[start]

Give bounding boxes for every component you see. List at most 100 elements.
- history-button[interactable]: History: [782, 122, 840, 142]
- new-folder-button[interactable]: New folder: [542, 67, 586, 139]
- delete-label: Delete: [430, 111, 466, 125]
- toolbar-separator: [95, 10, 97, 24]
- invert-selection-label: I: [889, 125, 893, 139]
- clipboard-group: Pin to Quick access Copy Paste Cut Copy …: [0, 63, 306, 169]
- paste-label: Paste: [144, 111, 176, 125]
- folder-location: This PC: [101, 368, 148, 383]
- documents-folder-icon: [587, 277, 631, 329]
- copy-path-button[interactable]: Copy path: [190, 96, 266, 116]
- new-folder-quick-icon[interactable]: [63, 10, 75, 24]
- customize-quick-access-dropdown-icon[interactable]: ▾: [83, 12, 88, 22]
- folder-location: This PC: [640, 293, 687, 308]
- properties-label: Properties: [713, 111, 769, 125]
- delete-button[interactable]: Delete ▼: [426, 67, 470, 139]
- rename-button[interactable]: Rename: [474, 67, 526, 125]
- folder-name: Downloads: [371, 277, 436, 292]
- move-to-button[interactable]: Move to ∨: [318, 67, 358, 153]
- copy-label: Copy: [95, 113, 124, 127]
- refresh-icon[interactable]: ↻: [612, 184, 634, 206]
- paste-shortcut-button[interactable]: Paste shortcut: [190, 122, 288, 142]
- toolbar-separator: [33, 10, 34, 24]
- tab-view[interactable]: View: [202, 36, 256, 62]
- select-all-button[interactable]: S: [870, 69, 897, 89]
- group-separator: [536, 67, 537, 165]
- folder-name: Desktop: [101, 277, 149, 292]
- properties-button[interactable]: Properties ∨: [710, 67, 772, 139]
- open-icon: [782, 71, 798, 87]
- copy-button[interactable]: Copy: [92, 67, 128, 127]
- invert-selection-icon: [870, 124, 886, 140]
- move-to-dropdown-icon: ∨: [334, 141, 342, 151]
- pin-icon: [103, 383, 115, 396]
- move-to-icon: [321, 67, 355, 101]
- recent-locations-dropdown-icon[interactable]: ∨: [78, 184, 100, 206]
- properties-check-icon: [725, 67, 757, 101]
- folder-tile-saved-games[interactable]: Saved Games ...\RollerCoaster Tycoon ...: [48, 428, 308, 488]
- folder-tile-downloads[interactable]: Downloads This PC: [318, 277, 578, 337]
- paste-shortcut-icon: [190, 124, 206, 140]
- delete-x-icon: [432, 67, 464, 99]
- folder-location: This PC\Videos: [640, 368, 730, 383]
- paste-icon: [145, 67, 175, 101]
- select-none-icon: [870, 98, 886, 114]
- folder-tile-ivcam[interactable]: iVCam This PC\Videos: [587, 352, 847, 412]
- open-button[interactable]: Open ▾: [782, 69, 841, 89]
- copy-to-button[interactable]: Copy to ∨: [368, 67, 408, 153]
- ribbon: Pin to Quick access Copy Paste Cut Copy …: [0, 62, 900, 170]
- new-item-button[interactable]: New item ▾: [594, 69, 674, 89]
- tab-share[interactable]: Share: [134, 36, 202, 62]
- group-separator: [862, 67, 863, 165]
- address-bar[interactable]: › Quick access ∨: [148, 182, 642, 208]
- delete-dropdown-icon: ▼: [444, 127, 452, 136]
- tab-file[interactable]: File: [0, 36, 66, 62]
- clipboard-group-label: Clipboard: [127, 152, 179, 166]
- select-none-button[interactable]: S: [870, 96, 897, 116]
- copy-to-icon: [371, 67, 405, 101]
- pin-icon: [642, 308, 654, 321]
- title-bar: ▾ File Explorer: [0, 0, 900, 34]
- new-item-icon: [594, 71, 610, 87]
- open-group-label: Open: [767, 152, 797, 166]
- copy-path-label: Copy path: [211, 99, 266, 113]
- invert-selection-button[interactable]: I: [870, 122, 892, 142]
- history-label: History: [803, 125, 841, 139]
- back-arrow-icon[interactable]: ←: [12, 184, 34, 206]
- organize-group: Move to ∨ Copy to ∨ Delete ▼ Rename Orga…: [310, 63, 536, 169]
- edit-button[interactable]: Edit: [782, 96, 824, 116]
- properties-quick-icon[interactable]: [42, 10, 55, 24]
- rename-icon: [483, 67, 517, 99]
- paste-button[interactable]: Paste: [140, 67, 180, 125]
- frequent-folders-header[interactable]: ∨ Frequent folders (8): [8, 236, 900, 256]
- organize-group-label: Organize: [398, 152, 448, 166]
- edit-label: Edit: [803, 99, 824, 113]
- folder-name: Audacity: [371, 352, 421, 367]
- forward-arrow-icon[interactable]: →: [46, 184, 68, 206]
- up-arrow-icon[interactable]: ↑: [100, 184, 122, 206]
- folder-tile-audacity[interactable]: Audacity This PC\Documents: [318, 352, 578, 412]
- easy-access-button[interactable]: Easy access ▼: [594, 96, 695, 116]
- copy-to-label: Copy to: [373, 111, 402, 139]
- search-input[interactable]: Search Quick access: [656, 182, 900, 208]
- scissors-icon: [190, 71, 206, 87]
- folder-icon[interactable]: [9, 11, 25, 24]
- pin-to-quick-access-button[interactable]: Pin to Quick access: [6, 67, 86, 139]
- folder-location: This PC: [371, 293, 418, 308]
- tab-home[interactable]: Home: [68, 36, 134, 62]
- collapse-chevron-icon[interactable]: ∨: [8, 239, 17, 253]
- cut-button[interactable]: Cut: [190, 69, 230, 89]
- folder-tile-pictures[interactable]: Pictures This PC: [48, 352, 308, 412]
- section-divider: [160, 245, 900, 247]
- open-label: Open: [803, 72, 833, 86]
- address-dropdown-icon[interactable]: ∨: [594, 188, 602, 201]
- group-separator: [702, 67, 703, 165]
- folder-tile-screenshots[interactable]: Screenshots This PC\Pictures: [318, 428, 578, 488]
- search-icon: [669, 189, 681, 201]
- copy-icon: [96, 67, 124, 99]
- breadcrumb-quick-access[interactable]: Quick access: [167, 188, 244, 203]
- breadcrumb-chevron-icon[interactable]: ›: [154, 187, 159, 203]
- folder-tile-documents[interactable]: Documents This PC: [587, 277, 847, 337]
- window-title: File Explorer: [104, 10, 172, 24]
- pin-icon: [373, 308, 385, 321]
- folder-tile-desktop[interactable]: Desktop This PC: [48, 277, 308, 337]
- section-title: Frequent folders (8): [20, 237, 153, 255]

[end]

> _Given instruction_:
Copy out the rows from the very start through the line with "- toolbar-separator: [95, 10, 97, 24]", including that line, with every character left unchanged.

> _Full answer_:
Give bounding boxes for every component you see. List at most 100 elements.
- history-button[interactable]: History: [782, 122, 840, 142]
- new-folder-button[interactable]: New folder: [542, 67, 586, 139]
- delete-label: Delete: [430, 111, 466, 125]
- toolbar-separator: [95, 10, 97, 24]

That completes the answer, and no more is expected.